[Dataset rows about figures]

━━━━

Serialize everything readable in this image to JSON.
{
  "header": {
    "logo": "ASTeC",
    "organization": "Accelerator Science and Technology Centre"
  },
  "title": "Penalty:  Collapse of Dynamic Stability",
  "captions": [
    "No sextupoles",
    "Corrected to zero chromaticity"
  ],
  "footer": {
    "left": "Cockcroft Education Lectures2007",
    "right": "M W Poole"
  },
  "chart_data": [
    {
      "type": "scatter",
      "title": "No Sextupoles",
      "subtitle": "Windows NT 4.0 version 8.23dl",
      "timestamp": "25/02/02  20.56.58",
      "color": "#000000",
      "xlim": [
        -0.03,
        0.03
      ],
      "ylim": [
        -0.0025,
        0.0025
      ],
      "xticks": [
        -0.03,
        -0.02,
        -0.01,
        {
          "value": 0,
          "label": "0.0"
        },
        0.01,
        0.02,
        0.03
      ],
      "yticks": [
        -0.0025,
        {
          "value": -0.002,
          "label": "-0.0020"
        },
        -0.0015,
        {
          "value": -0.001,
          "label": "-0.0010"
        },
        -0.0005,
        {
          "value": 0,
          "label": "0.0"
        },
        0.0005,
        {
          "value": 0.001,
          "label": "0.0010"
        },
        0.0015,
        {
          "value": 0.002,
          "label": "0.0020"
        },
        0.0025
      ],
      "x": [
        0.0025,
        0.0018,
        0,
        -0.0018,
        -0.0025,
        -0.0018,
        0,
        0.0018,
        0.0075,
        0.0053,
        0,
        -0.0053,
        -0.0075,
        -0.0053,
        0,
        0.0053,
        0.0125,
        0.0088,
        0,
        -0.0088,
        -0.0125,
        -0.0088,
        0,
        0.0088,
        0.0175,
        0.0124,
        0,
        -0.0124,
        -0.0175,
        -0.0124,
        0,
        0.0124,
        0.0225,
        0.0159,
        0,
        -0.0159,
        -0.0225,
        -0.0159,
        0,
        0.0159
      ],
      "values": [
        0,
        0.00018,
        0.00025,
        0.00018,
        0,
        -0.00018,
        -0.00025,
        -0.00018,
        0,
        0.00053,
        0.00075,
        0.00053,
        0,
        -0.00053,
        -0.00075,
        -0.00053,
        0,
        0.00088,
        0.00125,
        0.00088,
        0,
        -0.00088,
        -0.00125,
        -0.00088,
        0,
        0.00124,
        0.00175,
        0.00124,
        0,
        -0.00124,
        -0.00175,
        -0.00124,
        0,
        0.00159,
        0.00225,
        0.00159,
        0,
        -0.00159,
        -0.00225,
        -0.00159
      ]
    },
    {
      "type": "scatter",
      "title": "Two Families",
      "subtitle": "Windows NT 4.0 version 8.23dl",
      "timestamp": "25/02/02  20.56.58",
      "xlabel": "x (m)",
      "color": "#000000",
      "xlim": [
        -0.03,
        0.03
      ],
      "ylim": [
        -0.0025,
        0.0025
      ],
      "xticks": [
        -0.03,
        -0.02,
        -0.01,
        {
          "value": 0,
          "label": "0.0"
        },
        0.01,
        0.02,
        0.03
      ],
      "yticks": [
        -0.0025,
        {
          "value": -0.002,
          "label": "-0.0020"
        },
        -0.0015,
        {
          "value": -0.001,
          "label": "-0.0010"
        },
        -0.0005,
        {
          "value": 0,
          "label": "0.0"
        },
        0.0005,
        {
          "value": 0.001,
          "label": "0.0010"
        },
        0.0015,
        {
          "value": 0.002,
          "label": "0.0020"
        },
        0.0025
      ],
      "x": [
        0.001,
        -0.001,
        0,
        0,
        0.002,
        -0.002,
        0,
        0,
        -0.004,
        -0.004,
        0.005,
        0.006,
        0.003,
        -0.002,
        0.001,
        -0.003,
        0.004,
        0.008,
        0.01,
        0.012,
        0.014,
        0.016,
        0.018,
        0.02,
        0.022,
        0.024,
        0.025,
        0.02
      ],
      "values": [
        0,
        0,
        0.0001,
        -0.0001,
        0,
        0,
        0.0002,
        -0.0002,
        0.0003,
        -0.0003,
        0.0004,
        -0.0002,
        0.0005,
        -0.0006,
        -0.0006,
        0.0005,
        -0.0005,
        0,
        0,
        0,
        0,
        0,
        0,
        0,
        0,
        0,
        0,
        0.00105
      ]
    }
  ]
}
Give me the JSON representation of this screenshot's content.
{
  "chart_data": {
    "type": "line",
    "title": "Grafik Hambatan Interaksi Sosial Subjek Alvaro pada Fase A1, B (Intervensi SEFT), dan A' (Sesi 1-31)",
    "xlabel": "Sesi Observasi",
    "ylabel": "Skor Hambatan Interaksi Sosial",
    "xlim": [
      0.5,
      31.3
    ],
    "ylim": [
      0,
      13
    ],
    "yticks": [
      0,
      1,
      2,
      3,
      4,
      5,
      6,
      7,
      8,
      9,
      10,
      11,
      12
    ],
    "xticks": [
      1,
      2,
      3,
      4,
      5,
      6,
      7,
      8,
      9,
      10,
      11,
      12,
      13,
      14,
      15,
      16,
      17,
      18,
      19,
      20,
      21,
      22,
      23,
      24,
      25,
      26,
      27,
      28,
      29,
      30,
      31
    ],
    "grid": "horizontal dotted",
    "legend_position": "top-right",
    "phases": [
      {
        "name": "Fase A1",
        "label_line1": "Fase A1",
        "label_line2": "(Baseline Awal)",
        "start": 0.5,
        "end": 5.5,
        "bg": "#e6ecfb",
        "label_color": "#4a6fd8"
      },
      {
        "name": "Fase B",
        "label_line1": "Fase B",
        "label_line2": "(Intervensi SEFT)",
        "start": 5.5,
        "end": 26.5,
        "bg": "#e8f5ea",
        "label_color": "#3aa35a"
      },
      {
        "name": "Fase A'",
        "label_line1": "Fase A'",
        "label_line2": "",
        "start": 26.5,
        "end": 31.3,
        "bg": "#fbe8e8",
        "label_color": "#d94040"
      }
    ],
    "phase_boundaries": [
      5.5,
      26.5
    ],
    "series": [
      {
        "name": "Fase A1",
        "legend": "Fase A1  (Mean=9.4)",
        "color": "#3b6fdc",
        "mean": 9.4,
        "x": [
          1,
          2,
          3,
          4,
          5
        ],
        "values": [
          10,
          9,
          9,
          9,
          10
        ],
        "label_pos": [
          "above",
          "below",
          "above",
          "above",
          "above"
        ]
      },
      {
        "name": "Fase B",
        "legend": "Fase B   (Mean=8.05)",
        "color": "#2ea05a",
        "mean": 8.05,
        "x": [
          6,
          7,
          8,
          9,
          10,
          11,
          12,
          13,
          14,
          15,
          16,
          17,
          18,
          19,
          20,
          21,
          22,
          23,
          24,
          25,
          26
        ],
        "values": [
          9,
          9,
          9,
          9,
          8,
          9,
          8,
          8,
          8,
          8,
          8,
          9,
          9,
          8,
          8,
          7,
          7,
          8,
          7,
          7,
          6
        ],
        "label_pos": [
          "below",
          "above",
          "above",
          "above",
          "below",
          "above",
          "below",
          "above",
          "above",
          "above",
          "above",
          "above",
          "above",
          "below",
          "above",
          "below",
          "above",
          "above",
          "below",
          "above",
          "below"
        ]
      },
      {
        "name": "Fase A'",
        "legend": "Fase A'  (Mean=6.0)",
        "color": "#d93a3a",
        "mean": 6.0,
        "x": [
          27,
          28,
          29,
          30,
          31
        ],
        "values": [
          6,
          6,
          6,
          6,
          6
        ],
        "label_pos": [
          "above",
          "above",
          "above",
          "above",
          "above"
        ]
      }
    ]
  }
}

━━━━

Within the entries above, work out how many lines contain the word "this". The number alone is the answer.

2